======== Records supplied
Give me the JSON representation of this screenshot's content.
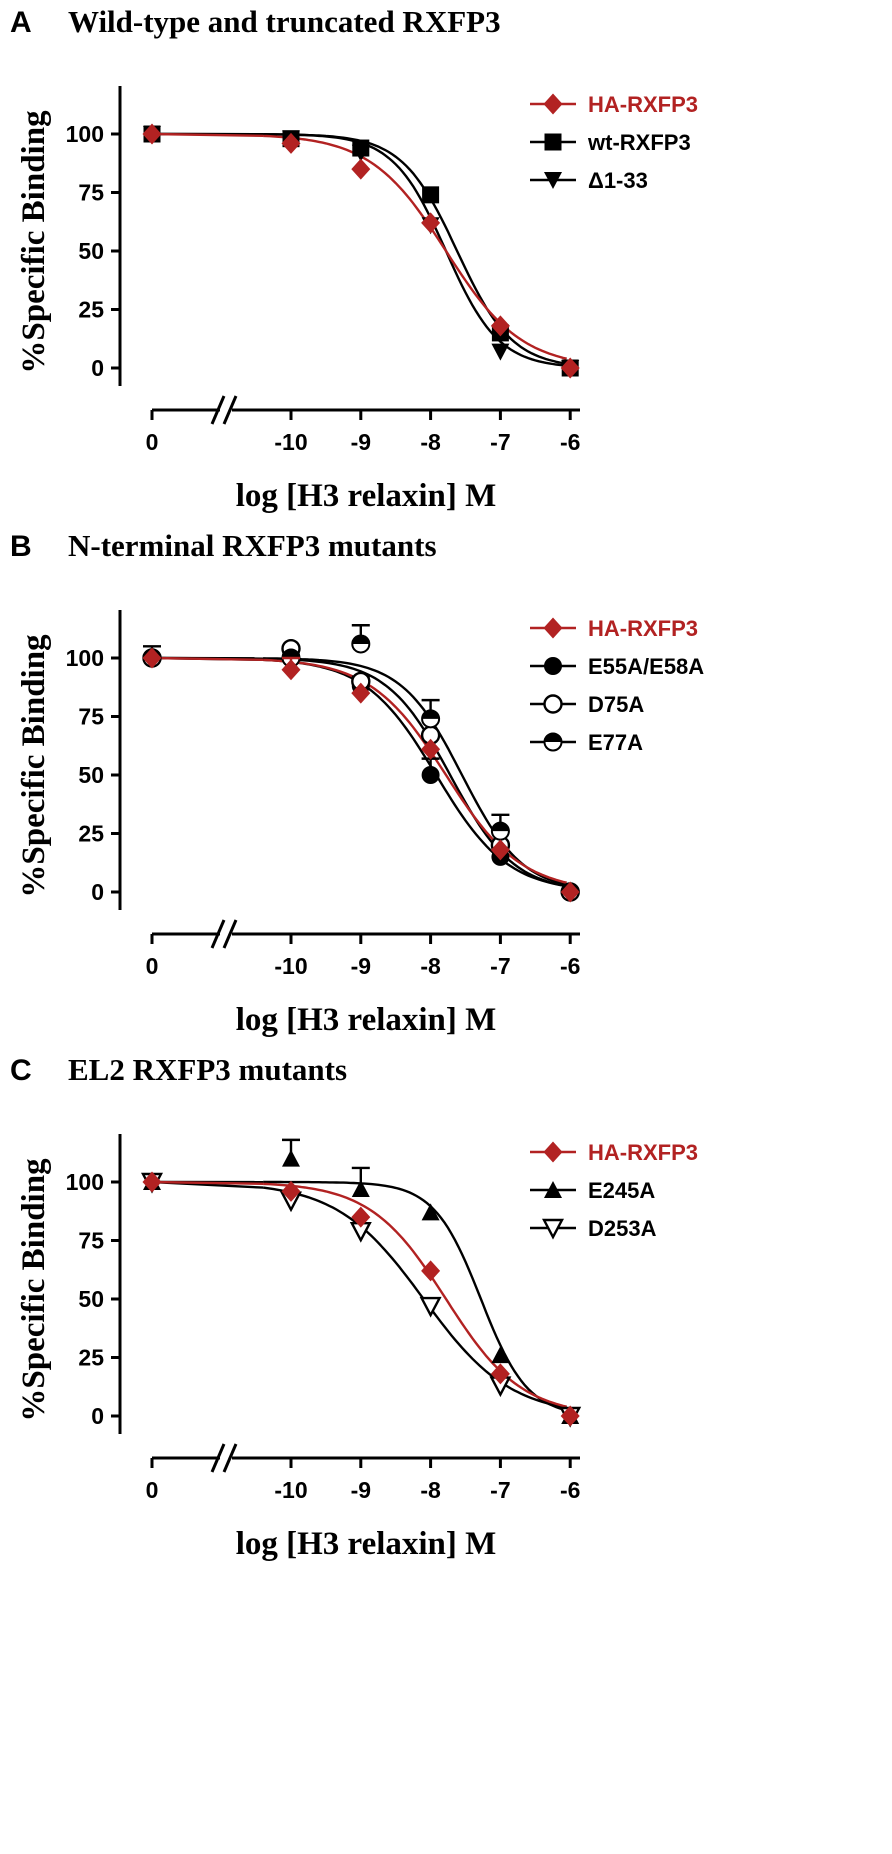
{
  "colors": {
    "red": "#b22222",
    "black": "#000000"
  },
  "chart_data": [
    {
      "panel_letter": "A",
      "type": "scatter",
      "title": "Wild-type and truncated RXFP3",
      "xlabel": "log [H3 relaxin] M",
      "ylabel": "%Specific Binding",
      "x_ticks": [
        "0",
        "-10",
        "-9",
        "-8",
        "-7",
        "-6"
      ],
      "y_ticks": [
        "0",
        "25",
        "50",
        "75",
        "100"
      ],
      "ylim": [
        -5,
        120
      ],
      "axis_break": true,
      "legend_position": "top-right",
      "series": [
        {
          "name": "HA-RXFP3",
          "marker": "diamond",
          "color": "#b22222",
          "points": [
            {
              "x": "0",
              "y": 100
            },
            {
              "x": -10,
              "y": 96
            },
            {
              "x": -9,
              "y": 85
            },
            {
              "x": -8,
              "y": 62
            },
            {
              "x": -7,
              "y": 18
            },
            {
              "x": -6,
              "y": 0
            }
          ],
          "fit": {
            "logEC50": -7.78,
            "hill": 0.8
          }
        },
        {
          "name": "wt-RXFP3",
          "marker": "square",
          "color": "#000000",
          "points": [
            {
              "x": "0",
              "y": 100
            },
            {
              "x": -10,
              "y": 98
            },
            {
              "x": -9,
              "y": 94
            },
            {
              "x": -8,
              "y": 74
            },
            {
              "x": -7,
              "y": 15
            },
            {
              "x": -6,
              "y": 0
            }
          ],
          "fit": {
            "logEC50": -7.62,
            "hill": 1.1
          }
        },
        {
          "name": "Δ1-33",
          "marker": "triangle-down",
          "color": "#000000",
          "points": [
            {
              "x": "0",
              "y": 100
            },
            {
              "x": -10,
              "y": 98
            },
            {
              "x": -9,
              "y": 92
            },
            {
              "x": -8,
              "y": 61
            },
            {
              "x": -7,
              "y": 7
            },
            {
              "x": -6,
              "y": 0
            }
          ],
          "fit": {
            "logEC50": -7.78,
            "hill": 1.15
          }
        }
      ]
    },
    {
      "panel_letter": "B",
      "type": "scatter",
      "title": "N-terminal RXFP3 mutants",
      "xlabel": "log [H3 relaxin] M",
      "ylabel": "%Specific Binding",
      "x_ticks": [
        "0",
        "-10",
        "-9",
        "-8",
        "-7",
        "-6"
      ],
      "y_ticks": [
        "0",
        "25",
        "50",
        "75",
        "100"
      ],
      "ylim": [
        -5,
        120
      ],
      "axis_break": true,
      "legend_position": "top-right",
      "series": [
        {
          "name": "HA-RXFP3",
          "marker": "diamond",
          "color": "#b22222",
          "points": [
            {
              "x": "0",
              "y": 100
            },
            {
              "x": -10,
              "y": 95,
              "err": 5
            },
            {
              "x": -9,
              "y": 85
            },
            {
              "x": -8,
              "y": 61
            },
            {
              "x": -7,
              "y": 18
            },
            {
              "x": -6,
              "y": 0
            }
          ],
          "fit": {
            "logEC50": -7.78,
            "hill": 0.8
          }
        },
        {
          "name": "E55A/E58A",
          "marker": "circle-filled",
          "color": "#000000",
          "points": [
            {
              "x": "0",
              "y": 100,
              "err": 5
            },
            {
              "x": -10,
              "y": 101
            },
            {
              "x": -9,
              "y": 88,
              "err": 4
            },
            {
              "x": -8,
              "y": 50,
              "err": 7
            },
            {
              "x": -7,
              "y": 15
            },
            {
              "x": -6,
              "y": 0
            }
          ],
          "fit": {
            "logEC50": -7.92,
            "hill": 0.85
          }
        },
        {
          "name": "D75A",
          "marker": "circle-open",
          "color": "#000000",
          "points": [
            {
              "x": "0",
              "y": 100
            },
            {
              "x": -10,
              "y": 104
            },
            {
              "x": -9,
              "y": 90
            },
            {
              "x": -8,
              "y": 67
            },
            {
              "x": -7,
              "y": 20
            },
            {
              "x": -6,
              "y": 0
            }
          ],
          "fit": {
            "logEC50": -7.72,
            "hill": 0.95
          }
        },
        {
          "name": "E77A",
          "marker": "circle-half",
          "color": "#000000",
          "points": [
            {
              "x": "0",
              "y": 100
            },
            {
              "x": -10,
              "y": 100
            },
            {
              "x": -9,
              "y": 106,
              "err": 8
            },
            {
              "x": -8,
              "y": 74,
              "err": 8
            },
            {
              "x": -7,
              "y": 26,
              "err": 7
            },
            {
              "x": -6,
              "y": 0
            }
          ],
          "fit": {
            "logEC50": -7.55,
            "hill": 1.0
          }
        }
      ]
    },
    {
      "panel_letter": "C",
      "type": "scatter",
      "title": "EL2 RXFP3 mutants",
      "xlabel": "log [H3 relaxin] M",
      "ylabel": "%Specific Binding",
      "x_ticks": [
        "0",
        "-10",
        "-9",
        "-8",
        "-7",
        "-6"
      ],
      "y_ticks": [
        "0",
        "25",
        "50",
        "75",
        "100"
      ],
      "ylim": [
        -5,
        120
      ],
      "axis_break": true,
      "legend_position": "top-right",
      "series": [
        {
          "name": "HA-RXFP3",
          "marker": "diamond",
          "color": "#b22222",
          "points": [
            {
              "x": "0",
              "y": 100
            },
            {
              "x": -10,
              "y": 96
            },
            {
              "x": -9,
              "y": 85
            },
            {
              "x": -8,
              "y": 62
            },
            {
              "x": -7,
              "y": 18
            },
            {
              "x": -6,
              "y": 0
            }
          ],
          "fit": {
            "logEC50": -7.78,
            "hill": 0.8
          }
        },
        {
          "name": "E245A",
          "marker": "triangle-up",
          "color": "#000000",
          "points": [
            {
              "x": "0",
              "y": 100
            },
            {
              "x": -10,
              "y": 110,
              "err": 8
            },
            {
              "x": -9,
              "y": 97,
              "err": 9
            },
            {
              "x": -8,
              "y": 87
            },
            {
              "x": -7,
              "y": 26
            },
            {
              "x": -6,
              "y": 0
            }
          ],
          "fit": {
            "logEC50": -7.28,
            "hill": 1.3
          }
        },
        {
          "name": "D253A",
          "marker": "triangle-down-open",
          "color": "#000000",
          "points": [
            {
              "x": "0",
              "y": 100
            },
            {
              "x": -10,
              "y": 92
            },
            {
              "x": -9,
              "y": 79
            },
            {
              "x": -8,
              "y": 47
            },
            {
              "x": -7,
              "y": 13
            },
            {
              "x": -6,
              "y": 0
            }
          ],
          "fit": {
            "logEC50": -8.1,
            "hill": 0.7
          }
        }
      ]
    }
  ]
}
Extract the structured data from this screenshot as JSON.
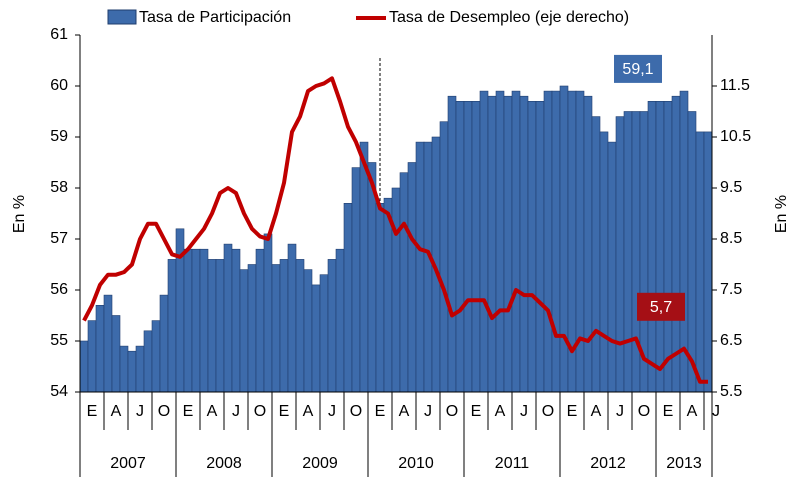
================
Reproduce each entry precisely, dropping only the pictures.

Give me the JSON representation of this screenshot's content.
{
  "colors": {
    "red": "#b22222",
    "black": "#000000"
  },
  "chart_data": [
    {
      "panel_letter": "A",
      "type": "scatter",
      "title": "Wild-type and truncated RXFP3",
      "xlabel": "log [H3 relaxin] M",
      "ylabel": "%Specific Binding",
      "x_ticks": [
        "0",
        "-10",
        "-9",
        "-8",
        "-7",
        "-6"
      ],
      "y_ticks": [
        "0",
        "25",
        "50",
        "75",
        "100"
      ],
      "ylim": [
        -5,
        120
      ],
      "axis_break": true,
      "legend_position": "top-right",
      "series": [
        {
          "name": "HA-RXFP3",
          "marker": "diamond",
          "color": "#b22222",
          "points": [
            {
              "x": "0",
              "y": 100
            },
            {
              "x": -10,
              "y": 96
            },
            {
              "x": -9,
              "y": 85
            },
            {
              "x": -8,
              "y": 62
            },
            {
              "x": -7,
              "y": 18
            },
            {
              "x": -6,
              "y": 0
            }
          ],
          "fit": {
            "logEC50": -7.78,
            "hill": 0.8
          }
        },
        {
          "name": "wt-RXFP3",
          "marker": "square",
          "color": "#000000",
          "points": [
            {
              "x": "0",
              "y": 100
            },
            {
              "x": -10,
              "y": 98
            },
            {
              "x": -9,
              "y": 94
            },
            {
              "x": -8,
              "y": 74
            },
            {
              "x": -7,
              "y": 15
            },
            {
              "x": -6,
              "y": 0
            }
          ],
          "fit": {
            "logEC50": -7.62,
            "hill": 1.1
          }
        },
        {
          "name": "Δ1-33",
          "marker": "triangle-down",
          "color": "#000000",
          "points": [
            {
              "x": "0",
              "y": 100
            },
            {
              "x": -10,
              "y": 98
            },
            {
              "x": -9,
              "y": 92
            },
            {
              "x": -8,
              "y": 61
            },
            {
              "x": -7,
              "y": 7
            },
            {
              "x": -6,
              "y": 0
            }
          ],
          "fit": {
            "logEC50": -7.78,
            "hill": 1.15
          }
        }
      ]
    },
    {
      "panel_letter": "B",
      "type": "scatter",
      "title": "N-terminal RXFP3 mutants",
      "xlabel": "log [H3 relaxin] M",
      "ylabel": "%Specific Binding",
      "x_ticks": [
        "0",
        "-10",
        "-9",
        "-8",
        "-7",
        "-6"
      ],
      "y_ticks": [
        "0",
        "25",
        "50",
        "75",
        "100"
      ],
      "ylim": [
        -5,
        120
      ],
      "axis_break": true,
      "legend_position": "top-right",
      "series": [
        {
          "name": "HA-RXFP3",
          "marker": "diamond",
          "color": "#b22222",
          "points": [
            {
              "x": "0",
              "y": 100
            },
            {
              "x": -10,
              "y": 95,
              "err": 5
            },
            {
              "x": -9,
              "y": 85
            },
            {
              "x": -8,
              "y": 61
            },
            {
              "x": -7,
              "y": 18
            },
            {
              "x": -6,
              "y": 0
            }
          ],
          "fit": {
            "logEC50": -7.78,
            "hill": 0.8
          }
        },
        {
          "name": "E55A/E58A",
          "marker": "circle-filled",
          "color": "#000000",
          "points": [
            {
              "x": "0",
              "y": 100,
              "err": 5
            },
            {
              "x": -10,
              "y": 101
            },
            {
              "x": -9,
              "y": 88,
              "err": 4
            },
            {
              "x": -8,
              "y": 50,
              "err": 7
            },
            {
              "x": -7,
              "y": 15
            },
            {
              "x": -6,
              "y": 0
            }
          ],
          "fit": {
            "logEC50": -7.92,
            "hill": 0.85
          }
        },
        {
          "name": "D75A",
          "marker": "circle-open",
          "color": "#000000",
          "points": [
            {
              "x": "0",
              "y": 100
            },
            {
              "x": -10,
              "y": 104
            },
            {
              "x": -9,
              "y": 90
            },
            {
              "x": -8,
              "y": 67
            },
            {
              "x": -7,
              "y": 20
            },
            {
              "x": -6,
              "y": 0
            }
          ],
          "fit": {
            "logEC50": -7.72,
            "hill": 0.95
          }
        },
        {
          "name": "E77A",
          "marker": "circle-half",
          "color": "#000000",
          "points": [
            {
              "x": "0",
              "y": 100
            },
            {
              "x": -10,
              "y": 100
            },
            {
              "x": -9,
              "y": 106,
              "err": 8
            },
            {
              "x": -8,
              "y": 74,
              "err": 8
            },
            {
              "x": -7,
              "y": 26,
              "err": 7
            },
            {
              "x": -6,
              "y": 0
            }
          ],
          "fit": {
            "logEC50": -7.55,
            "hill": 1.0
          }
        }
      ]
    },
    {
      "panel_letter": "C",
      "type": "scatter",
      "title": "EL2 RXFP3 mutants",
      "xlabel": "log [H3 relaxin] M",
      "ylabel": "%Specific Binding",
      "x_ticks": [
        "0",
        "-10",
        "-9",
        "-8",
        "-7",
        "-6"
      ],
      "y_ticks": [
        "0",
        "25",
        "50",
        "75",
        "100"
      ],
      "ylim": [
        -5,
        120
      ],
      "axis_break": true,
      "legend_position": "top-right",
      "series": [
        {
          "name": "HA-RXFP3",
          "marker": "diamond",
          "color": "#b22222",
          "points": [
            {
              "x": "0",
              "y": 100
            },
            {
              "x": -10,
              "y": 96
            },
            {
              "x": -9,
              "y": 85
            },
            {
              "x": -8,
              "y": 62
            },
            {
              "x": -7,
              "y": 18
            },
            {
              "x": -6,
              "y": 0
            }
          ],
          "fit": {
            "logEC50": -7.78,
            "hill": 0.8
          }
        },
        {
          "name": "E245A",
          "marker": "triangle-up",
          "color": "#000000",
          "points": [
            {
              "x": "0",
              "y": 100
            },
            {
              "x": -10,
              "y": 110,
              "err": 8
            },
            {
              "x": -9,
              "y": 97,
              "err": 9
            },
            {
              "x": -8,
              "y": 87
            },
            {
              "x": -7,
              "y": 26
            },
            {
              "x": -6,
              "y": 0
            }
          ],
          "fit": {
            "logEC50": -7.28,
            "hill": 1.3
          }
        },
        {
          "name": "D253A",
          "marker": "triangle-down-open",
          "color": "#000000",
          "points": [
            {
              "x": "0",
              "y": 100
            },
            {
              "x": -10,
              "y": 92
            },
            {
              "x": -9,
              "y": 79
            },
            {
              "x": -8,
              "y": 47
            },
            {
              "x": -7,
              "y": 13
            },
            {
              "x": -6,
              "y": 0
            }
          ],
          "fit": {
            "logEC50": -8.1,
            "hill": 0.7
          }
        }
      ]
    }
  ]
}
Extract the structured data from this screenshot as JSON.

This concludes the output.